[Collected data]
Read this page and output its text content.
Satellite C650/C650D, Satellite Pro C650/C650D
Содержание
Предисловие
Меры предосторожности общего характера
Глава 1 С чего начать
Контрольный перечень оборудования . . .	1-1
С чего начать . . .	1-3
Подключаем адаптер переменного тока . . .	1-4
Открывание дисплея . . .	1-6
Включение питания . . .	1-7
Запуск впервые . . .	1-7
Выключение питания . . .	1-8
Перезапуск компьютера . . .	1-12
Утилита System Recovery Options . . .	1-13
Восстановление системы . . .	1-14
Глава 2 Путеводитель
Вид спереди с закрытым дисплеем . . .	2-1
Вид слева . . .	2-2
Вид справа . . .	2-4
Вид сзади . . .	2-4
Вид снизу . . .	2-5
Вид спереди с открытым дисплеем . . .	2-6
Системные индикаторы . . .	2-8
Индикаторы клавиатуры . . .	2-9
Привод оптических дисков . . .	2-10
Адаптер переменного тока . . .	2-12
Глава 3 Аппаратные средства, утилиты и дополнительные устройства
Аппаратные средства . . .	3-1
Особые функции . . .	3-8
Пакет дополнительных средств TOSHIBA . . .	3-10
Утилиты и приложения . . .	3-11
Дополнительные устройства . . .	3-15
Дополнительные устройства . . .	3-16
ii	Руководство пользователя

==

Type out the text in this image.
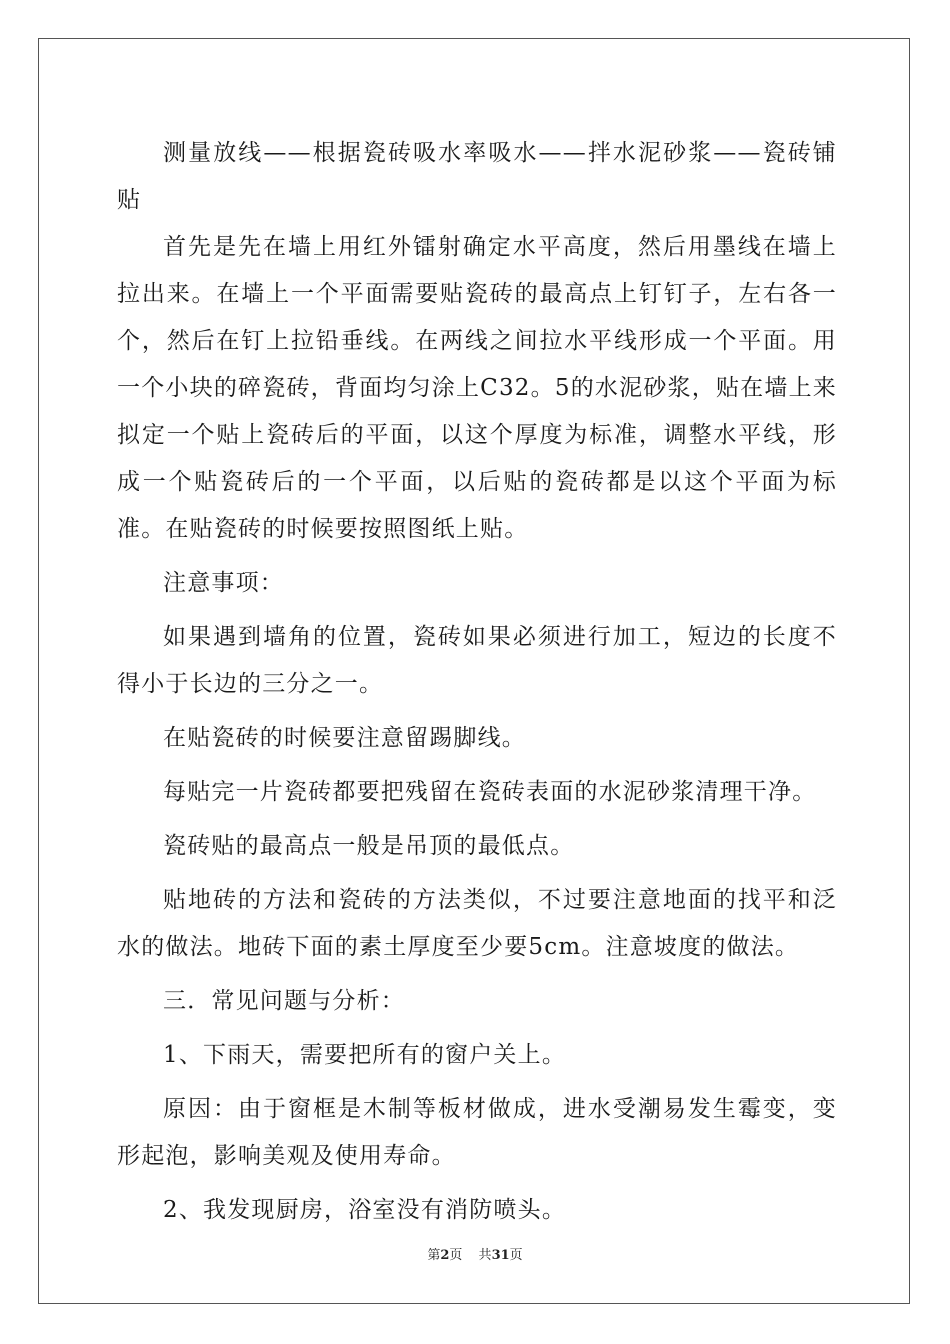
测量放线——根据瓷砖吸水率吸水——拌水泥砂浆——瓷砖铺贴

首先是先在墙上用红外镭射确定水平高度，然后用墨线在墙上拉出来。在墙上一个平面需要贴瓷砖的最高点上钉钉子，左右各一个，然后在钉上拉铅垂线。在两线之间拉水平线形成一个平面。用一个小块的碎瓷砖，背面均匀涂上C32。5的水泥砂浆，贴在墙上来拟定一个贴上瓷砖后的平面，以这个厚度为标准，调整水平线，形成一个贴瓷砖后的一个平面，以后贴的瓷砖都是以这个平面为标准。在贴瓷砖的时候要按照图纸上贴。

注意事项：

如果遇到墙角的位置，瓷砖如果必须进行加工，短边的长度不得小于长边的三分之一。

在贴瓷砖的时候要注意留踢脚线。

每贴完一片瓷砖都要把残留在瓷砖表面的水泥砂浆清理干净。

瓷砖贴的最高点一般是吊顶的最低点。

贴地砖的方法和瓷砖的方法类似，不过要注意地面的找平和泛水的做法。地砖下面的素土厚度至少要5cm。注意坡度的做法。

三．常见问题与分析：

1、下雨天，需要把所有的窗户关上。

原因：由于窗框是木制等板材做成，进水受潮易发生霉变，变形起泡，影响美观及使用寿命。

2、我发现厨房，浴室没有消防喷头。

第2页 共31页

---

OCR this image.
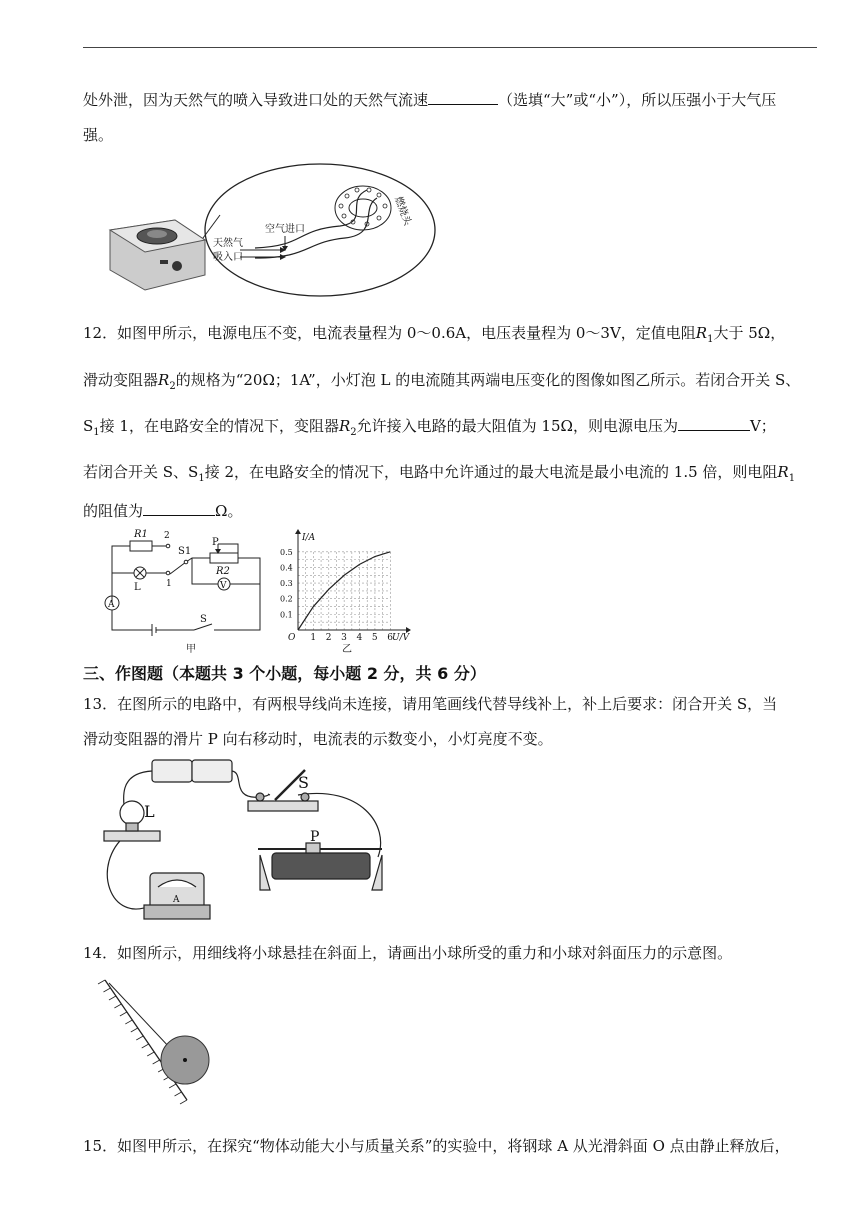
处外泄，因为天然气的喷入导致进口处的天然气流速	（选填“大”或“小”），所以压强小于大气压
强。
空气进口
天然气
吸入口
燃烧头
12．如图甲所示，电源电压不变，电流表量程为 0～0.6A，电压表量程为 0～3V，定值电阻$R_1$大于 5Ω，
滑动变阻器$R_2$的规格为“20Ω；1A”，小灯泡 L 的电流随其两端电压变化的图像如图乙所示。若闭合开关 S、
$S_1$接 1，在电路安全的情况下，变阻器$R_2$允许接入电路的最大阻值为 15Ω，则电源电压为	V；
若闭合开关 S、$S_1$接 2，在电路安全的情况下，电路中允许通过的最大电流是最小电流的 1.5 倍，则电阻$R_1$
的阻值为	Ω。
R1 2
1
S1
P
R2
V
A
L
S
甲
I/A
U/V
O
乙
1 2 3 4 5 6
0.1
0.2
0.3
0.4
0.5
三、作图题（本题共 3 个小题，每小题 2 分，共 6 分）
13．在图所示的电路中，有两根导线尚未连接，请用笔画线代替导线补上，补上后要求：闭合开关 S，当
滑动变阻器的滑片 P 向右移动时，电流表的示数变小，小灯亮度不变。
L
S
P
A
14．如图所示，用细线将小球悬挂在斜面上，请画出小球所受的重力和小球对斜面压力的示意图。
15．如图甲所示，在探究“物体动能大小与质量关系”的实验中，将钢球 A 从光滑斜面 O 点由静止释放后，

__Set exercise__. Give only the number of lines above that hold the string "переменного".

__Output below__. 2